Given exercise:
Copy out each of the lines below word for word, and leave the pictures out of your answer.
Begin Stored records
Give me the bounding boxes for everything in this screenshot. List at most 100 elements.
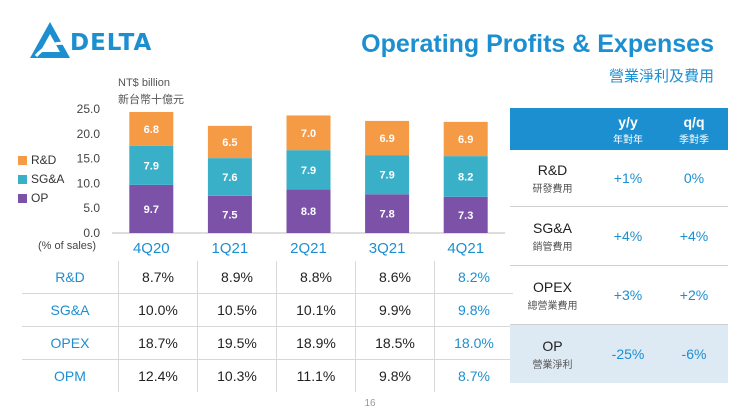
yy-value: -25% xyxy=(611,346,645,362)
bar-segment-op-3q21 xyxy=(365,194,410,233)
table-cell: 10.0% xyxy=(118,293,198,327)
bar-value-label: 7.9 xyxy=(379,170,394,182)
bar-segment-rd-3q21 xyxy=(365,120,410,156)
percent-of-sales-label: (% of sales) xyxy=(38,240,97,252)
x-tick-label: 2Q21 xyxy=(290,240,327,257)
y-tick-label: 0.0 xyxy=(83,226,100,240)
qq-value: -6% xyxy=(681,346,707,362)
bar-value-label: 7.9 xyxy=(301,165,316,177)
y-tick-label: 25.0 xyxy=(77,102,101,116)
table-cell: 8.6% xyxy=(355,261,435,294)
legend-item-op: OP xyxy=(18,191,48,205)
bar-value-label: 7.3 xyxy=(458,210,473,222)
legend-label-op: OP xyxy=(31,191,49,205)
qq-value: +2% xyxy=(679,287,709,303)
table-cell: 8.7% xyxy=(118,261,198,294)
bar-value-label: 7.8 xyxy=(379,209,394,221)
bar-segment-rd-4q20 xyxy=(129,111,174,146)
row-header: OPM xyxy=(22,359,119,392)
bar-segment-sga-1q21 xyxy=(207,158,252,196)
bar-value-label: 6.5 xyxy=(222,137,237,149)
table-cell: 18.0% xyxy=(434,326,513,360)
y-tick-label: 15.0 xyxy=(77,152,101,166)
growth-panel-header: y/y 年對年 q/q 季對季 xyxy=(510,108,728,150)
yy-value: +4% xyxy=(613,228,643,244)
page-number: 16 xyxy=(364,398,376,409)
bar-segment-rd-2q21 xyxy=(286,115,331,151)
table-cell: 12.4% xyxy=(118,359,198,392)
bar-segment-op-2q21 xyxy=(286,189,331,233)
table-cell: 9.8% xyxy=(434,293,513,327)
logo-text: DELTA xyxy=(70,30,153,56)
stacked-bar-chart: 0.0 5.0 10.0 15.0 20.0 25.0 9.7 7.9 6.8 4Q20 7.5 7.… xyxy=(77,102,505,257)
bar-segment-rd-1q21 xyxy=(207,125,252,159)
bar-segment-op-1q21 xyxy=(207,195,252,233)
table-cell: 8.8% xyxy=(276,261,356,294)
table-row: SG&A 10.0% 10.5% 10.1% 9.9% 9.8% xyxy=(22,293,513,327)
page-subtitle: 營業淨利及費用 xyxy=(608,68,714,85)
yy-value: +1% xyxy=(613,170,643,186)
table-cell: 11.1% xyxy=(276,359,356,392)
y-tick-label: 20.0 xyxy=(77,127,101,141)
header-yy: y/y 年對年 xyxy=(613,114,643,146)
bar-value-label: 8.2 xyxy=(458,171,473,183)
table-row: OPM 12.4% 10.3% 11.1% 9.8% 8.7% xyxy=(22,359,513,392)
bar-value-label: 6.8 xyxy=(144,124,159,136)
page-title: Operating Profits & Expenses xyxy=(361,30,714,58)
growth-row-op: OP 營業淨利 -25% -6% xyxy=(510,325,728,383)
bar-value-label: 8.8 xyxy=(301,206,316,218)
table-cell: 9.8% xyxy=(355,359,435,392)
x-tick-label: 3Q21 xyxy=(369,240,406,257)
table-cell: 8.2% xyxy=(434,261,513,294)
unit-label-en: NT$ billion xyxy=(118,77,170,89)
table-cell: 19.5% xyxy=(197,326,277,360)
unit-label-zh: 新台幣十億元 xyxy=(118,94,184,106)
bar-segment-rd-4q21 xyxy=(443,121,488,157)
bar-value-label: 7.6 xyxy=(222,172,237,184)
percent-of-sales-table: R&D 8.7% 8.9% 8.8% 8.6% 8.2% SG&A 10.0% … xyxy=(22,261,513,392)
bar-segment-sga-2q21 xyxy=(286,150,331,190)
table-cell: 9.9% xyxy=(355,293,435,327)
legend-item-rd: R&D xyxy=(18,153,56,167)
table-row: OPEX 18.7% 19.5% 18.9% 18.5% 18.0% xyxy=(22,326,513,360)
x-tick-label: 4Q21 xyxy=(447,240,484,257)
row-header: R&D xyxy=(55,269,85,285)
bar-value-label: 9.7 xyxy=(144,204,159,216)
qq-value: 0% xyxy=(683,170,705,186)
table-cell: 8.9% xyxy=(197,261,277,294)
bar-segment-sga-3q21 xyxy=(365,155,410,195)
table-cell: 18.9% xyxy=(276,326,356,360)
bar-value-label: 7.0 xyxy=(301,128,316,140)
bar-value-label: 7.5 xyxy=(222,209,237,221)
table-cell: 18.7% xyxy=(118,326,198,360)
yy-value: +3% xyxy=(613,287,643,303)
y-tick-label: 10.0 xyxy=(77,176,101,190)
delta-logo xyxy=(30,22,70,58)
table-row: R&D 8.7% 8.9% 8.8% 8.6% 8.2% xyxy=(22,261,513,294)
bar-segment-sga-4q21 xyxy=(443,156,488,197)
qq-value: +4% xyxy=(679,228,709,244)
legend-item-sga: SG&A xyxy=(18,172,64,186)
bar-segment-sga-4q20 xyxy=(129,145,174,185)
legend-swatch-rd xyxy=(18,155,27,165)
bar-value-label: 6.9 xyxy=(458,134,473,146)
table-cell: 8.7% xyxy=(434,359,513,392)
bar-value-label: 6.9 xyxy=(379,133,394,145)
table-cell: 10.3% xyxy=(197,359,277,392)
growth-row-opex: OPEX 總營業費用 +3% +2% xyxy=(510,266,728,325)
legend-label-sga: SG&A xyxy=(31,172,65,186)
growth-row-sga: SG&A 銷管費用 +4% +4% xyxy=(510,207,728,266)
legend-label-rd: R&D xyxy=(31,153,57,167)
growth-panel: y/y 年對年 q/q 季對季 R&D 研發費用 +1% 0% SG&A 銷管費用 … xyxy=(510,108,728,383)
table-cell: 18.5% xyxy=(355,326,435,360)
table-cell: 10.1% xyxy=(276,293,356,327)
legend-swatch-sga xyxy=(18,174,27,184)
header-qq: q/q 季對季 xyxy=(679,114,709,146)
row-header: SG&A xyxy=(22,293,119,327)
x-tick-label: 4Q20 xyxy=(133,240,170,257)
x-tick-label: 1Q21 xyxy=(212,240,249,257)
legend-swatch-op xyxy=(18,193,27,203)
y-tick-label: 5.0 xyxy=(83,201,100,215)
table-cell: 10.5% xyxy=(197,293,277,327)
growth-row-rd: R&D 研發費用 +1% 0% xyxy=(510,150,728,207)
End Stored records
Task result:
Give me the bounding boxes for everything in this screenshot. List at most 100 elements.
yy-value: -25% xyxy=(611,346,645,362)
bar-segment-op-3q21 xyxy=(365,194,410,233)
table-cell: 10.0% xyxy=(118,293,198,327)
bar-value-label: 7.9 xyxy=(379,170,394,182)
bar-segment-rd-3q21 xyxy=(365,120,410,156)
percent-of-sales-label: (% of sales) xyxy=(38,240,97,252)
x-tick-label: 2Q21 xyxy=(290,240,327,257)
y-tick-label: 0.0 xyxy=(83,226,100,240)
qq-value: -6% xyxy=(681,346,707,362)
bar-value-label: 7.9 xyxy=(301,165,316,177)
y-tick-label: 25.0 xyxy=(77,102,101,116)
table-cell: 8.6% xyxy=(355,261,435,294)
legend-item-op: OP xyxy=(18,191,48,205)
bar-value-label: 7.3 xyxy=(458,210,473,222)
legend-label-op: OP xyxy=(31,191,49,205)
qq-value: +2% xyxy=(679,287,709,303)
table-cell: 8.7% xyxy=(118,261,198,294)
bar-value-label: 7.8 xyxy=(379,209,394,221)
bar-segment-rd-4q20 xyxy=(129,111,174,146)
row-header: OPM xyxy=(22,359,119,392)
bar-segment-sga-1q21 xyxy=(207,158,252,196)
bar-value-label: 6.5 xyxy=(222,137,237,149)
table-cell: 18.0% xyxy=(434,326,513,360)
y-tick-label: 15.0 xyxy=(77,152,101,166)
growth-panel-header: y/y 年對年 q/q 季對季 xyxy=(510,108,728,150)
yy-value: +4% xyxy=(613,228,643,244)
page-number: 16 xyxy=(364,398,376,409)
bar-segment-rd-2q21 xyxy=(286,115,331,151)
table-cell: 12.4% xyxy=(118,359,198,392)
bar-segment-op-2q21 xyxy=(286,189,331,233)
table-cell: 9.8% xyxy=(434,293,513,327)
logo-text: DELTA xyxy=(70,30,153,56)
stacked-bar-chart: 0.0 5.0 10.0 15.0 20.0 25.0 9.7 7.9 6.8 4Q20 7.5 7.… xyxy=(77,102,505,257)
bar-segment-rd-1q21 xyxy=(207,125,252,159)
bar-segment-op-1q21 xyxy=(207,195,252,233)
table-cell: 8.8% xyxy=(276,261,356,294)
table-row: SG&A 10.0% 10.5% 10.1% 9.9% 9.8% xyxy=(22,293,513,327)
page-subtitle: 營業淨利及費用 xyxy=(608,68,714,85)
yy-value: +1% xyxy=(613,170,643,186)
table-cell: 11.1% xyxy=(276,359,356,392)
y-tick-label: 20.0 xyxy=(77,127,101,141)
header-yy: y/y 年對年 xyxy=(613,114,643,146)
bar-value-label: 8.2 xyxy=(458,171,473,183)
table-row: OPM 12.4% 10.3% 11.1% 9.8% 8.7% xyxy=(22,359,513,392)
bar-value-label: 6.8 xyxy=(144,124,159,136)
page-title: Operating Profits & Expenses xyxy=(361,30,714,58)
growth-row-op: OP 營業淨利 -25% -6% xyxy=(510,325,728,383)
bar-value-label: 8.8 xyxy=(301,206,316,218)
table-cell: 9.8% xyxy=(355,359,435,392)
x-tick-label: 3Q21 xyxy=(369,240,406,257)
table-cell: 8.2% xyxy=(434,261,513,294)
unit-label-en: NT$ billion xyxy=(118,77,170,89)
table-cell: 19.5% xyxy=(197,326,277,360)
unit-label-zh: 新台幣十億元 xyxy=(118,94,184,106)
bar-segment-rd-4q21 xyxy=(443,121,488,157)
bar-value-label: 7.6 xyxy=(222,172,237,184)
percent-of-sales-table: R&D 8.7% 8.9% 8.8% 8.6% 8.2% SG&A 10.0% … xyxy=(22,261,513,392)
bar-segment-sga-2q21 xyxy=(286,150,331,190)
table-cell: 9.9% xyxy=(355,293,435,327)
legend-item-rd: R&D xyxy=(18,153,56,167)
table-row: OPEX 18.7% 19.5% 18.9% 18.5% 18.0% xyxy=(22,326,513,360)
x-tick-label: 4Q21 xyxy=(447,240,484,257)
row-header: R&D xyxy=(55,269,85,285)
bar-value-label: 9.7 xyxy=(144,204,159,216)
qq-value: 0% xyxy=(683,170,705,186)
table-cell: 8.9% xyxy=(197,261,277,294)
bar-segment-sga-3q21 xyxy=(365,155,410,195)
table-cell: 18.9% xyxy=(276,326,356,360)
bar-value-label: 7.0 xyxy=(301,128,316,140)
bar-value-label: 7.5 xyxy=(222,209,237,221)
table-cell: 18.7% xyxy=(118,326,198,360)
yy-value: +3% xyxy=(613,287,643,303)
y-tick-label: 10.0 xyxy=(77,176,101,190)
delta-logo xyxy=(30,22,70,58)
table-row: R&D 8.7% 8.9% 8.8% 8.6% 8.2% xyxy=(22,261,513,294)
bar-segment-sga-4q21 xyxy=(443,156,488,197)
qq-value: +4% xyxy=(679,228,709,244)
legend-item-sga: SG&A xyxy=(18,172,64,186)
bar-segment-sga-4q20 xyxy=(129,145,174,185)
legend-swatch-rd xyxy=(18,155,27,165)
bar-value-label: 6.9 xyxy=(458,134,473,146)
table-cell: 8.7% xyxy=(434,359,513,392)
bar-value-label: 6.9 xyxy=(379,133,394,145)
table-cell: 10.3% xyxy=(197,359,277,392)
growth-row-opex: OPEX 總營業費用 +3% +2% xyxy=(510,266,728,325)
legend-label-sga: SG&A xyxy=(31,172,65,186)
growth-row-sga: SG&A 銷管費用 +4% +4% xyxy=(510,207,728,266)
legend-label-rd: R&D xyxy=(31,153,57,167)
growth-panel: y/y 年對年 q/q 季對季 R&D 研發費用 +1% 0% SG&A 銷管費用 … xyxy=(510,108,728,383)
table-cell: 18.5% xyxy=(355,326,435,360)
table-cell: 10.1% xyxy=(276,293,356,327)
legend-swatch-sga xyxy=(18,174,27,184)
header-qq: q/q 季對季 xyxy=(679,114,709,146)
row-header: SG&A xyxy=(22,293,119,327)
x-tick-label: 4Q20 xyxy=(133,240,170,257)
x-tick-label: 1Q21 xyxy=(212,240,249,257)
legend-swatch-op xyxy=(18,193,27,203)
y-tick-label: 5.0 xyxy=(83,201,100,215)
table-cell: 10.5% xyxy=(197,293,277,327)
growth-row-rd: R&D 研發費用 +1% 0% xyxy=(510,150,728,207)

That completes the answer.